==== MATERIAL SHOWN
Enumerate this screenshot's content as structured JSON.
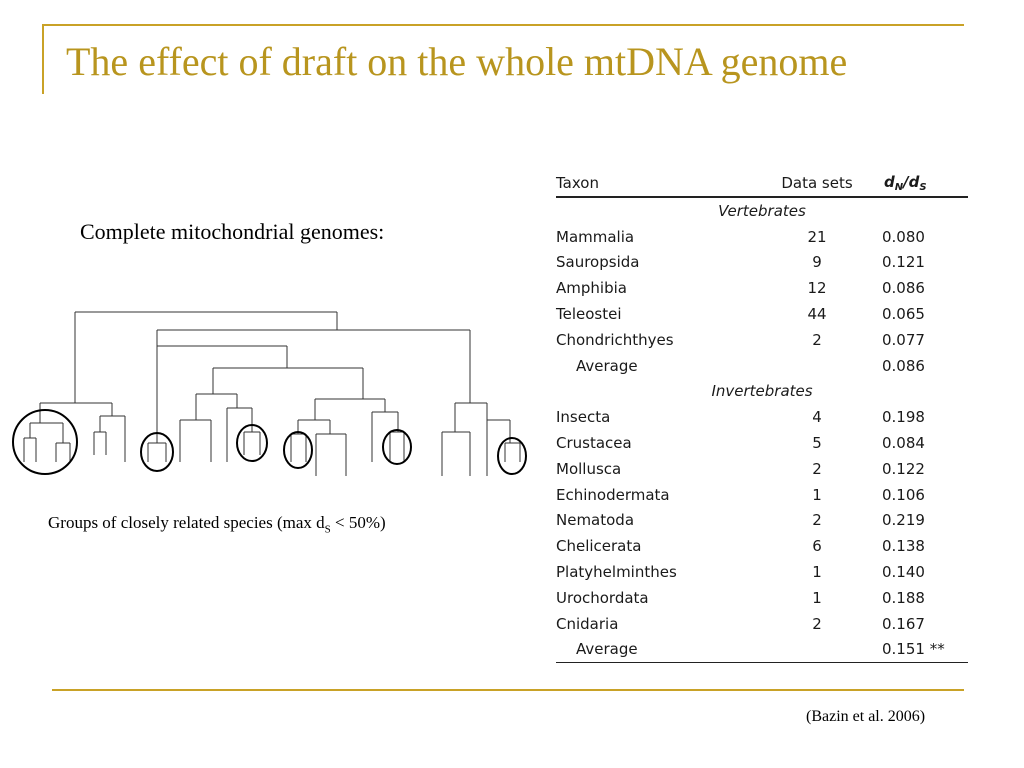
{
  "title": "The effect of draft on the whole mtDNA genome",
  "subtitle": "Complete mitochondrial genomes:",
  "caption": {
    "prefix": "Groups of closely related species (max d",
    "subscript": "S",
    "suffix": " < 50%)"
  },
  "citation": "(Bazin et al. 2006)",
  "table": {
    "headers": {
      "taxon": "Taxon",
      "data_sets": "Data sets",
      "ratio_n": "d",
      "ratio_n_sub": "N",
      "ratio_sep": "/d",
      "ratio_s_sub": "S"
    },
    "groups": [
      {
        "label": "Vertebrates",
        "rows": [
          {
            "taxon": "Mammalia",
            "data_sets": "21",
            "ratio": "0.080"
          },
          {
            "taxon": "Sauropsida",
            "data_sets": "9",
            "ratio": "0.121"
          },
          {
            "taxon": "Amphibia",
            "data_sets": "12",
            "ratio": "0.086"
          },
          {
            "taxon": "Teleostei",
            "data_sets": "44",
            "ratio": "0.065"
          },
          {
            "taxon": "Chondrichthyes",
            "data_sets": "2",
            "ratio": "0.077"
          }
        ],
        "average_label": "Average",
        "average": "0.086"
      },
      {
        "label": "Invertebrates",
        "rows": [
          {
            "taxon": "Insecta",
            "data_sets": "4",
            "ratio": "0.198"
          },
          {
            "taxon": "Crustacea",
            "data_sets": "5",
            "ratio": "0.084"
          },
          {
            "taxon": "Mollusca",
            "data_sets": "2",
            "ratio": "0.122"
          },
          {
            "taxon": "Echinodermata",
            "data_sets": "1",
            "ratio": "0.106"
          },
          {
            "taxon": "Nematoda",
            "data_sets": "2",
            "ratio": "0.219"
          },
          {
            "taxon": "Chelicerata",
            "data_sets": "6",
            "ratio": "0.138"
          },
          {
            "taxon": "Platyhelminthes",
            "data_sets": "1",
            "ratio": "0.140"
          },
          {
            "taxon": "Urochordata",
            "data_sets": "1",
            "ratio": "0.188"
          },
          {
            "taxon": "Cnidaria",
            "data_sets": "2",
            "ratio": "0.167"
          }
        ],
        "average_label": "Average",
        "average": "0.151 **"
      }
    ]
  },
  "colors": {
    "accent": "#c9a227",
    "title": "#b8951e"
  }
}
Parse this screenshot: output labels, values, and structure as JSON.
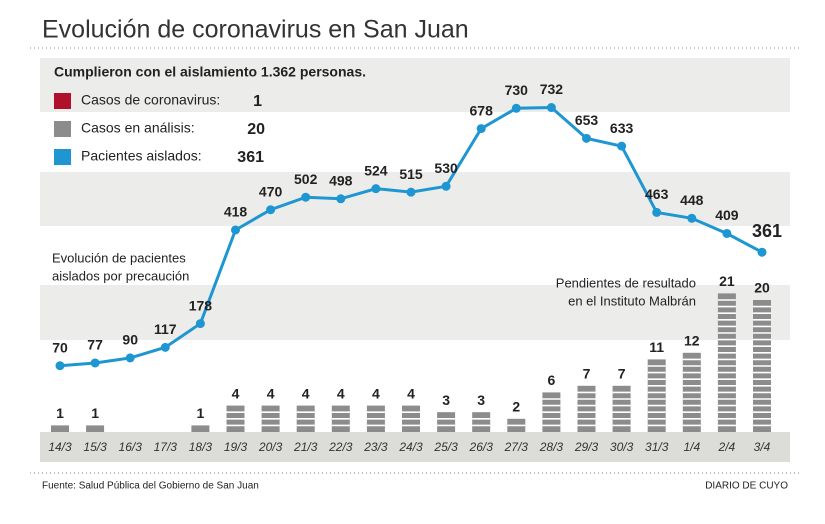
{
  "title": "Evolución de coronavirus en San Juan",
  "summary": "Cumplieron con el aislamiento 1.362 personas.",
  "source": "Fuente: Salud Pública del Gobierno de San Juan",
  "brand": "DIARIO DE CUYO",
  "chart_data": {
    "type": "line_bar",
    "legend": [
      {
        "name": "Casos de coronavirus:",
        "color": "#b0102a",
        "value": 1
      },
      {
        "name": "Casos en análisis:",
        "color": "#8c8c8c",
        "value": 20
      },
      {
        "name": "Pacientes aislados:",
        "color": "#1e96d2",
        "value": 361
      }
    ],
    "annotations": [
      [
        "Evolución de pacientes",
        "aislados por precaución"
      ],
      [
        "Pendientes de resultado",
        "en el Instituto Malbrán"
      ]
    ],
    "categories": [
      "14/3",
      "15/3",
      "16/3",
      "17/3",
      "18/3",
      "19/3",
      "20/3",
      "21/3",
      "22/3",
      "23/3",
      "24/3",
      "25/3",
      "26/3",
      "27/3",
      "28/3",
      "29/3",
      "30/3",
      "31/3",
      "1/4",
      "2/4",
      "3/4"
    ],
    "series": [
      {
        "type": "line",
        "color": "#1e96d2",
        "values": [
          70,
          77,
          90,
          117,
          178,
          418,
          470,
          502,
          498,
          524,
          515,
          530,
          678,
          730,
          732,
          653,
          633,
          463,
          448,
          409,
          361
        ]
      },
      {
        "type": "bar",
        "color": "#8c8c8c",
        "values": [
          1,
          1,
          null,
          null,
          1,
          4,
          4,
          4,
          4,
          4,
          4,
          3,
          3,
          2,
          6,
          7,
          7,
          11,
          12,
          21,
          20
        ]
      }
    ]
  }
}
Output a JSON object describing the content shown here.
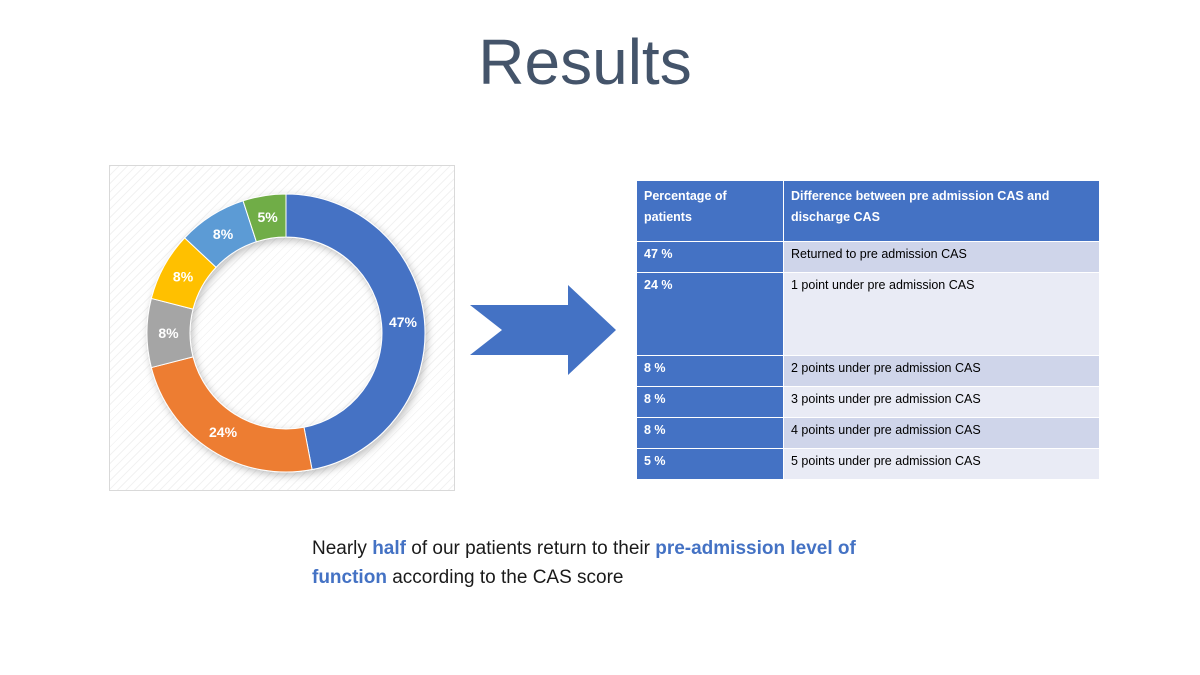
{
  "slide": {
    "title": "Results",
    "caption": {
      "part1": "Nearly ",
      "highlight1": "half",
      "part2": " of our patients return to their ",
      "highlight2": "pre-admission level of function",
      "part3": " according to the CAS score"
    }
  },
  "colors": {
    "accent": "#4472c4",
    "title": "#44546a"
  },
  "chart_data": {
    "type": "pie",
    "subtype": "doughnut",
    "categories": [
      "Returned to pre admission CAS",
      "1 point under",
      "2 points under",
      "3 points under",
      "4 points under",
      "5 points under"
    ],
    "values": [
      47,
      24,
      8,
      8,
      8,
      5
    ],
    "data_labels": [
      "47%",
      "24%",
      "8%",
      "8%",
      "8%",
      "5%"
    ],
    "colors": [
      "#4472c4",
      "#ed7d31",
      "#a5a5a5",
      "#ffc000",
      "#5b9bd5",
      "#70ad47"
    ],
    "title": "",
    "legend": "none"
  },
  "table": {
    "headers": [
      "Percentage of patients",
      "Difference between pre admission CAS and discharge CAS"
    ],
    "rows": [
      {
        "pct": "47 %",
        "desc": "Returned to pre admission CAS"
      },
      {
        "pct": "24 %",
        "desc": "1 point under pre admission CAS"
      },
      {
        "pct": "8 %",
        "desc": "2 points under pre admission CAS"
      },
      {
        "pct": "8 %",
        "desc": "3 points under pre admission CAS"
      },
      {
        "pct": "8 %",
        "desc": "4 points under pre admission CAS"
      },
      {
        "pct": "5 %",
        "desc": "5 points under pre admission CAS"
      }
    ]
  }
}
========
Return only those lines of the records that contain the string "patients".

      "part2": " of our patients return to their ",
      "Percentage of patients",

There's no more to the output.